Exercise details
Go through the entries below and retype them exactly, omitting each picture.

┄┄┄┄┄┄┄┄┄┄┄┄┄┄┄┄┄┄┄┄

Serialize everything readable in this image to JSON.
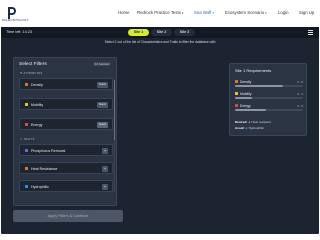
{
  "brand": {
    "name": "PALEONTOLOGY",
    "logo_color": "#1d2b4c"
  },
  "nav": {
    "home": "Home",
    "redrock": "Redrock Practice Tests",
    "sea_wolf": "Sea Wolf",
    "ecosystem": "Ecosystem Scenario",
    "login": "Login",
    "signup": "Sign Up",
    "active_color": "#2f62c6"
  },
  "app": {
    "timer": "Time left: 14:23",
    "tabs": [
      "Site 1",
      "Site 2",
      "Site 3"
    ],
    "active_tab": "Site 1",
    "accent": "#d6ec33",
    "instruction": "Select 2 out of the list of Characteristics and Traits to filter the database with"
  },
  "filters": {
    "title": "Select Filters",
    "count": "0/2 Selected",
    "attributes_heading": "ATTRIBUTES",
    "attributes": [
      {
        "label": "Density",
        "button": "Select",
        "icon": "density-icon",
        "color": "#e0743a"
      },
      {
        "label": "Mobility",
        "button": "Select",
        "icon": "mobility-icon",
        "color": "#e3c43a"
      },
      {
        "label": "Energy",
        "button": "Select",
        "icon": "energy-icon",
        "color": "#e04a3a"
      }
    ],
    "traits_heading": "TRAITS",
    "traits": [
      {
        "label": "Phosphorus Removal",
        "icon": "phosphorus-icon",
        "color": "#8a5bd6"
      },
      {
        "label": "Heat Resistance",
        "icon": "heat-icon",
        "color": "#e0743a"
      },
      {
        "label": "Hydrophilic",
        "icon": "hydrophilic-icon",
        "color": "#3a8ae0"
      }
    ],
    "apply_label": "Apply Filters & Continue"
  },
  "requirements": {
    "title": "Site 1 Requirements",
    "rows": [
      {
        "label": "Density",
        "range": "6 - 8",
        "level": 0.7,
        "icon": "density-icon",
        "color": "#e0743a"
      },
      {
        "label": "Mobility",
        "range": "0 - 3",
        "level": 0.25,
        "icon": "mobility-icon",
        "color": "#e3c43a"
      },
      {
        "label": "Energy",
        "range": "0 - 5",
        "level": 0.45,
        "icon": "energy-icon",
        "color": "#e04a3a"
      }
    ],
    "desired_label": "Desired:",
    "desired_value": "Heat resistant",
    "avoid_label": "Avoid:",
    "avoid_value": "Hydrophilic"
  }
}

┄┄┄┄┄┄┄┄┄┄┄┄┄┄┄┄┄┄┄┄

Complete response
Serialize everything readable in this image to JSON.
{
  "brand": {
    "name": "PALEONTOLOGY",
    "logo_color": "#1d2b4c"
  },
  "nav": {
    "home": "Home",
    "redrock": "Redrock Practice Tests",
    "sea_wolf": "Sea Wolf",
    "ecosystem": "Ecosystem Scenario",
    "login": "Login",
    "signup": "Sign Up",
    "active_color": "#2f62c6"
  },
  "app": {
    "timer": "Time left: 14:23",
    "tabs": [
      "Site 1",
      "Site 2",
      "Site 3"
    ],
    "active_tab": "Site 1",
    "accent": "#d6ec33",
    "instruction": "Select 2 out of the list of Characteristics and Traits to filter the database with"
  },
  "filters": {
    "title": "Select Filters",
    "count": "0/2 Selected",
    "attributes_heading": "ATTRIBUTES",
    "attributes": [
      {
        "label": "Density",
        "button": "Select",
        "icon": "density-icon",
        "color": "#e0743a"
      },
      {
        "label": "Mobility",
        "button": "Select",
        "icon": "mobility-icon",
        "color": "#e3c43a"
      },
      {
        "label": "Energy",
        "button": "Select",
        "icon": "energy-icon",
        "color": "#e04a3a"
      }
    ],
    "traits_heading": "TRAITS",
    "traits": [
      {
        "label": "Phosphorus Removal",
        "icon": "phosphorus-icon",
        "color": "#8a5bd6"
      },
      {
        "label": "Heat Resistance",
        "icon": "heat-icon",
        "color": "#e0743a"
      },
      {
        "label": "Hydrophilic",
        "icon": "hydrophilic-icon",
        "color": "#3a8ae0"
      }
    ],
    "apply_label": "Apply Filters & Continue"
  },
  "requirements": {
    "title": "Site 1 Requirements",
    "rows": [
      {
        "label": "Density",
        "range": "6 - 8",
        "level": 0.7,
        "icon": "density-icon",
        "color": "#e0743a"
      },
      {
        "label": "Mobility",
        "range": "0 - 3",
        "level": 0.25,
        "icon": "mobility-icon",
        "color": "#e3c43a"
      },
      {
        "label": "Energy",
        "range": "0 - 5",
        "level": 0.45,
        "icon": "energy-icon",
        "color": "#e04a3a"
      }
    ],
    "desired_label": "Desired:",
    "desired_value": "Heat resistant",
    "avoid_label": "Avoid:",
    "avoid_value": "Hydrophilic"
  }
}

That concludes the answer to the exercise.